__Description of the task__:
Could you repeat the records below exactly, leaving out any pictures?

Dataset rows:

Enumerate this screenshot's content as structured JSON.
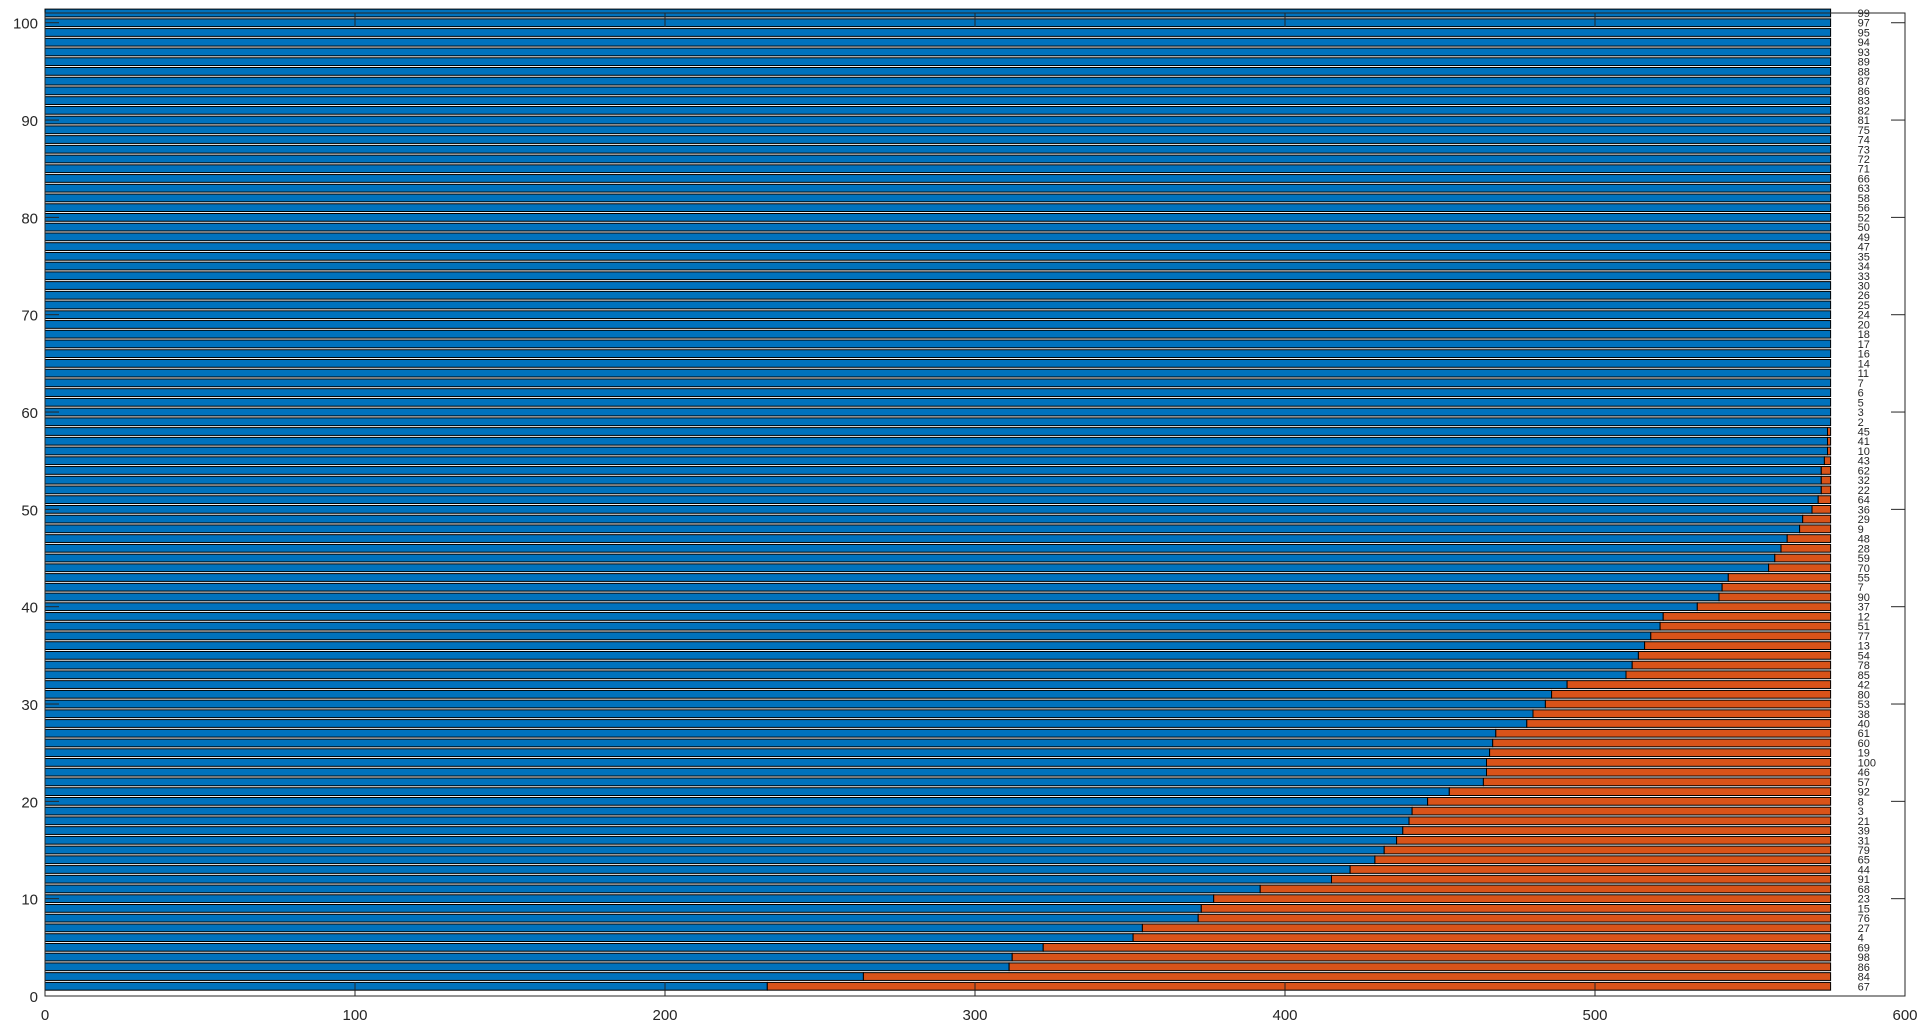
{
  "chart_data": {
    "type": "bar",
    "orientation": "horizontal",
    "stacked": true,
    "xlim": [
      0,
      600
    ],
    "ylim": [
      0,
      101
    ],
    "xticks": [
      0,
      100,
      200,
      300,
      400,
      500,
      600
    ],
    "yticks": [
      0,
      10,
      20,
      30,
      40,
      50,
      60,
      70,
      80,
      90,
      100
    ],
    "grid": false,
    "legend": "none",
    "total": 576,
    "colors": {
      "series_1": "#0072BD",
      "series_2": "#D95319",
      "edge": "#000000",
      "axis": "#262626"
    },
    "rows": [
      {
        "y": 1,
        "label": "67",
        "value": 233
      },
      {
        "y": 2,
        "label": "84",
        "value": 264
      },
      {
        "y": 3,
        "label": "86",
        "value": 311
      },
      {
        "y": 4,
        "label": "98",
        "value": 312
      },
      {
        "y": 5,
        "label": "69",
        "value": 322
      },
      {
        "y": 6,
        "label": "4",
        "value": 351
      },
      {
        "y": 7,
        "label": "27",
        "value": 354
      },
      {
        "y": 8,
        "label": "76",
        "value": 372
      },
      {
        "y": 9,
        "label": "15",
        "value": 373
      },
      {
        "y": 10,
        "label": "23",
        "value": 377
      },
      {
        "y": 11,
        "label": "68",
        "value": 392
      },
      {
        "y": 12,
        "label": "91",
        "value": 415
      },
      {
        "y": 13,
        "label": "44",
        "value": 421
      },
      {
        "y": 14,
        "label": "65",
        "value": 429
      },
      {
        "y": 15,
        "label": "79",
        "value": 432
      },
      {
        "y": 16,
        "label": "31",
        "value": 436
      },
      {
        "y": 17,
        "label": "39",
        "value": 438
      },
      {
        "y": 18,
        "label": "21",
        "value": 440
      },
      {
        "y": 19,
        "label": "3",
        "value": 441
      },
      {
        "y": 20,
        "label": "8",
        "value": 446
      },
      {
        "y": 21,
        "label": "92",
        "value": 453
      },
      {
        "y": 22,
        "label": "57",
        "value": 464
      },
      {
        "y": 23,
        "label": "46",
        "value": 465
      },
      {
        "y": 24,
        "label": "100",
        "value": 465
      },
      {
        "y": 25,
        "label": "19",
        "value": 466
      },
      {
        "y": 26,
        "label": "60",
        "value": 467
      },
      {
        "y": 27,
        "label": "61",
        "value": 468
      },
      {
        "y": 28,
        "label": "40",
        "value": 478
      },
      {
        "y": 29,
        "label": "38",
        "value": 480
      },
      {
        "y": 30,
        "label": "53",
        "value": 484
      },
      {
        "y": 31,
        "label": "80",
        "value": 486
      },
      {
        "y": 32,
        "label": "42",
        "value": 491
      },
      {
        "y": 33,
        "label": "85",
        "value": 510
      },
      {
        "y": 34,
        "label": "78",
        "value": 512
      },
      {
        "y": 35,
        "label": "54",
        "value": 514
      },
      {
        "y": 36,
        "label": "13",
        "value": 516
      },
      {
        "y": 37,
        "label": "77",
        "value": 518
      },
      {
        "y": 38,
        "label": "51",
        "value": 521
      },
      {
        "y": 39,
        "label": "12",
        "value": 522
      },
      {
        "y": 40,
        "label": "37",
        "value": 533
      },
      {
        "y": 41,
        "label": "90",
        "value": 540
      },
      {
        "y": 42,
        "label": "7",
        "value": 541
      },
      {
        "y": 43,
        "label": "55",
        "value": 543
      },
      {
        "y": 44,
        "label": "70",
        "value": 556
      },
      {
        "y": 45,
        "label": "59",
        "value": 558
      },
      {
        "y": 46,
        "label": "28",
        "value": 560
      },
      {
        "y": 47,
        "label": "48",
        "value": 562
      },
      {
        "y": 48,
        "label": "9",
        "value": 566
      },
      {
        "y": 49,
        "label": "29",
        "value": 567
      },
      {
        "y": 50,
        "label": "36",
        "value": 570
      },
      {
        "y": 51,
        "label": "64",
        "value": 572
      },
      {
        "y": 52,
        "label": "22",
        "value": 573
      },
      {
        "y": 53,
        "label": "32",
        "value": 573
      },
      {
        "y": 54,
        "label": "62",
        "value": 573
      },
      {
        "y": 55,
        "label": "43",
        "value": 574
      },
      {
        "y": 56,
        "label": "10",
        "value": 575
      },
      {
        "y": 57,
        "label": "41",
        "value": 575
      },
      {
        "y": 58,
        "label": "45",
        "value": 575
      },
      {
        "y": 59,
        "label": "2",
        "value": 576
      },
      {
        "y": 60,
        "label": "3",
        "value": 576
      },
      {
        "y": 61,
        "label": "5",
        "value": 576
      },
      {
        "y": 62,
        "label": "6",
        "value": 576
      },
      {
        "y": 63,
        "label": "7",
        "value": 576
      },
      {
        "y": 64,
        "label": "11",
        "value": 576
      },
      {
        "y": 65,
        "label": "14",
        "value": 576
      },
      {
        "y": 66,
        "label": "16",
        "value": 576
      },
      {
        "y": 67,
        "label": "17",
        "value": 576
      },
      {
        "y": 68,
        "label": "18",
        "value": 576
      },
      {
        "y": 69,
        "label": "20",
        "value": 576
      },
      {
        "y": 70,
        "label": "24",
        "value": 576
      },
      {
        "y": 71,
        "label": "25",
        "value": 576
      },
      {
        "y": 72,
        "label": "26",
        "value": 576
      },
      {
        "y": 73,
        "label": "30",
        "value": 576
      },
      {
        "y": 74,
        "label": "33",
        "value": 576
      },
      {
        "y": 75,
        "label": "34",
        "value": 576
      },
      {
        "y": 76,
        "label": "35",
        "value": 576
      },
      {
        "y": 77,
        "label": "47",
        "value": 576
      },
      {
        "y": 78,
        "label": "49",
        "value": 576
      },
      {
        "y": 79,
        "label": "50",
        "value": 576
      },
      {
        "y": 80,
        "label": "52",
        "value": 576
      },
      {
        "y": 81,
        "label": "56",
        "value": 576
      },
      {
        "y": 82,
        "label": "58",
        "value": 576
      },
      {
        "y": 83,
        "label": "63",
        "value": 576
      },
      {
        "y": 84,
        "label": "66",
        "value": 576
      },
      {
        "y": 85,
        "label": "71",
        "value": 576
      },
      {
        "y": 86,
        "label": "72",
        "value": 576
      },
      {
        "y": 87,
        "label": "73",
        "value": 576
      },
      {
        "y": 88,
        "label": "74",
        "value": 576
      },
      {
        "y": 89,
        "label": "75",
        "value": 576
      },
      {
        "y": 90,
        "label": "81",
        "value": 576
      },
      {
        "y": 91,
        "label": "82",
        "value": 576
      },
      {
        "y": 92,
        "label": "83",
        "value": 576
      },
      {
        "y": 93,
        "label": "86",
        "value": 576
      },
      {
        "y": 94,
        "label": "87",
        "value": 576
      },
      {
        "y": 95,
        "label": "88",
        "value": 576
      },
      {
        "y": 96,
        "label": "89",
        "value": 576
      },
      {
        "y": 97,
        "label": "93",
        "value": 576
      },
      {
        "y": 98,
        "label": "94",
        "value": 576
      },
      {
        "y": 99,
        "label": "95",
        "value": 576
      },
      {
        "y": 100,
        "label": "97",
        "value": 576
      },
      {
        "y": 101,
        "label": "99",
        "value": 576
      }
    ]
  }
}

__In response__:
Enumerate this screenshot's content as structured JSON.
{
  "chart_data": {
    "type": "bar",
    "orientation": "horizontal",
    "stacked": true,
    "xlim": [
      0,
      600
    ],
    "ylim": [
      0,
      101
    ],
    "xticks": [
      0,
      100,
      200,
      300,
      400,
      500,
      600
    ],
    "yticks": [
      0,
      10,
      20,
      30,
      40,
      50,
      60,
      70,
      80,
      90,
      100
    ],
    "grid": false,
    "legend": "none",
    "total": 576,
    "colors": {
      "series_1": "#0072BD",
      "series_2": "#D95319",
      "edge": "#000000",
      "axis": "#262626"
    },
    "rows": [
      {
        "y": 1,
        "label": "67",
        "value": 233
      },
      {
        "y": 2,
        "label": "84",
        "value": 264
      },
      {
        "y": 3,
        "label": "86",
        "value": 311
      },
      {
        "y": 4,
        "label": "98",
        "value": 312
      },
      {
        "y": 5,
        "label": "69",
        "value": 322
      },
      {
        "y": 6,
        "label": "4",
        "value": 351
      },
      {
        "y": 7,
        "label": "27",
        "value": 354
      },
      {
        "y": 8,
        "label": "76",
        "value": 372
      },
      {
        "y": 9,
        "label": "15",
        "value": 373
      },
      {
        "y": 10,
        "label": "23",
        "value": 377
      },
      {
        "y": 11,
        "label": "68",
        "value": 392
      },
      {
        "y": 12,
        "label": "91",
        "value": 415
      },
      {
        "y": 13,
        "label": "44",
        "value": 421
      },
      {
        "y": 14,
        "label": "65",
        "value": 429
      },
      {
        "y": 15,
        "label": "79",
        "value": 432
      },
      {
        "y": 16,
        "label": "31",
        "value": 436
      },
      {
        "y": 17,
        "label": "39",
        "value": 438
      },
      {
        "y": 18,
        "label": "21",
        "value": 440
      },
      {
        "y": 19,
        "label": "3",
        "value": 441
      },
      {
        "y": 20,
        "label": "8",
        "value": 446
      },
      {
        "y": 21,
        "label": "92",
        "value": 453
      },
      {
        "y": 22,
        "label": "57",
        "value": 464
      },
      {
        "y": 23,
        "label": "46",
        "value": 465
      },
      {
        "y": 24,
        "label": "100",
        "value": 465
      },
      {
        "y": 25,
        "label": "19",
        "value": 466
      },
      {
        "y": 26,
        "label": "60",
        "value": 467
      },
      {
        "y": 27,
        "label": "61",
        "value": 468
      },
      {
        "y": 28,
        "label": "40",
        "value": 478
      },
      {
        "y": 29,
        "label": "38",
        "value": 480
      },
      {
        "y": 30,
        "label": "53",
        "value": 484
      },
      {
        "y": 31,
        "label": "80",
        "value": 486
      },
      {
        "y": 32,
        "label": "42",
        "value": 491
      },
      {
        "y": 33,
        "label": "85",
        "value": 510
      },
      {
        "y": 34,
        "label": "78",
        "value": 512
      },
      {
        "y": 35,
        "label": "54",
        "value": 514
      },
      {
        "y": 36,
        "label": "13",
        "value": 516
      },
      {
        "y": 37,
        "label": "77",
        "value": 518
      },
      {
        "y": 38,
        "label": "51",
        "value": 521
      },
      {
        "y": 39,
        "label": "12",
        "value": 522
      },
      {
        "y": 40,
        "label": "37",
        "value": 533
      },
      {
        "y": 41,
        "label": "90",
        "value": 540
      },
      {
        "y": 42,
        "label": "7",
        "value": 541
      },
      {
        "y": 43,
        "label": "55",
        "value": 543
      },
      {
        "y": 44,
        "label": "70",
        "value": 556
      },
      {
        "y": 45,
        "label": "59",
        "value": 558
      },
      {
        "y": 46,
        "label": "28",
        "value": 560
      },
      {
        "y": 47,
        "label": "48",
        "value": 562
      },
      {
        "y": 48,
        "label": "9",
        "value": 566
      },
      {
        "y": 49,
        "label": "29",
        "value": 567
      },
      {
        "y": 50,
        "label": "36",
        "value": 570
      },
      {
        "y": 51,
        "label": "64",
        "value": 572
      },
      {
        "y": 52,
        "label": "22",
        "value": 573
      },
      {
        "y": 53,
        "label": "32",
        "value": 573
      },
      {
        "y": 54,
        "label": "62",
        "value": 573
      },
      {
        "y": 55,
        "label": "43",
        "value": 574
      },
      {
        "y": 56,
        "label": "10",
        "value": 575
      },
      {
        "y": 57,
        "label": "41",
        "value": 575
      },
      {
        "y": 58,
        "label": "45",
        "value": 575
      },
      {
        "y": 59,
        "label": "2",
        "value": 576
      },
      {
        "y": 60,
        "label": "3",
        "value": 576
      },
      {
        "y": 61,
        "label": "5",
        "value": 576
      },
      {
        "y": 62,
        "label": "6",
        "value": 576
      },
      {
        "y": 63,
        "label": "7",
        "value": 576
      },
      {
        "y": 64,
        "label": "11",
        "value": 576
      },
      {
        "y": 65,
        "label": "14",
        "value": 576
      },
      {
        "y": 66,
        "label": "16",
        "value": 576
      },
      {
        "y": 67,
        "label": "17",
        "value": 576
      },
      {
        "y": 68,
        "label": "18",
        "value": 576
      },
      {
        "y": 69,
        "label": "20",
        "value": 576
      },
      {
        "y": 70,
        "label": "24",
        "value": 576
      },
      {
        "y": 71,
        "label": "25",
        "value": 576
      },
      {
        "y": 72,
        "label": "26",
        "value": 576
      },
      {
        "y": 73,
        "label": "30",
        "value": 576
      },
      {
        "y": 74,
        "label": "33",
        "value": 576
      },
      {
        "y": 75,
        "label": "34",
        "value": 576
      },
      {
        "y": 76,
        "label": "35",
        "value": 576
      },
      {
        "y": 77,
        "label": "47",
        "value": 576
      },
      {
        "y": 78,
        "label": "49",
        "value": 576
      },
      {
        "y": 79,
        "label": "50",
        "value": 576
      },
      {
        "y": 80,
        "label": "52",
        "value": 576
      },
      {
        "y": 81,
        "label": "56",
        "value": 576
      },
      {
        "y": 82,
        "label": "58",
        "value": 576
      },
      {
        "y": 83,
        "label": "63",
        "value": 576
      },
      {
        "y": 84,
        "label": "66",
        "value": 576
      },
      {
        "y": 85,
        "label": "71",
        "value": 576
      },
      {
        "y": 86,
        "label": "72",
        "value": 576
      },
      {
        "y": 87,
        "label": "73",
        "value": 576
      },
      {
        "y": 88,
        "label": "74",
        "value": 576
      },
      {
        "y": 89,
        "label": "75",
        "value": 576
      },
      {
        "y": 90,
        "label": "81",
        "value": 576
      },
      {
        "y": 91,
        "label": "82",
        "value": 576
      },
      {
        "y": 92,
        "label": "83",
        "value": 576
      },
      {
        "y": 93,
        "label": "86",
        "value": 576
      },
      {
        "y": 94,
        "label": "87",
        "value": 576
      },
      {
        "y": 95,
        "label": "88",
        "value": 576
      },
      {
        "y": 96,
        "label": "89",
        "value": 576
      },
      {
        "y": 97,
        "label": "93",
        "value": 576
      },
      {
        "y": 98,
        "label": "94",
        "value": 576
      },
      {
        "y": 99,
        "label": "95",
        "value": 576
      },
      {
        "y": 100,
        "label": "97",
        "value": 576
      },
      {
        "y": 101,
        "label": "99",
        "value": 576
      }
    ]
  }
}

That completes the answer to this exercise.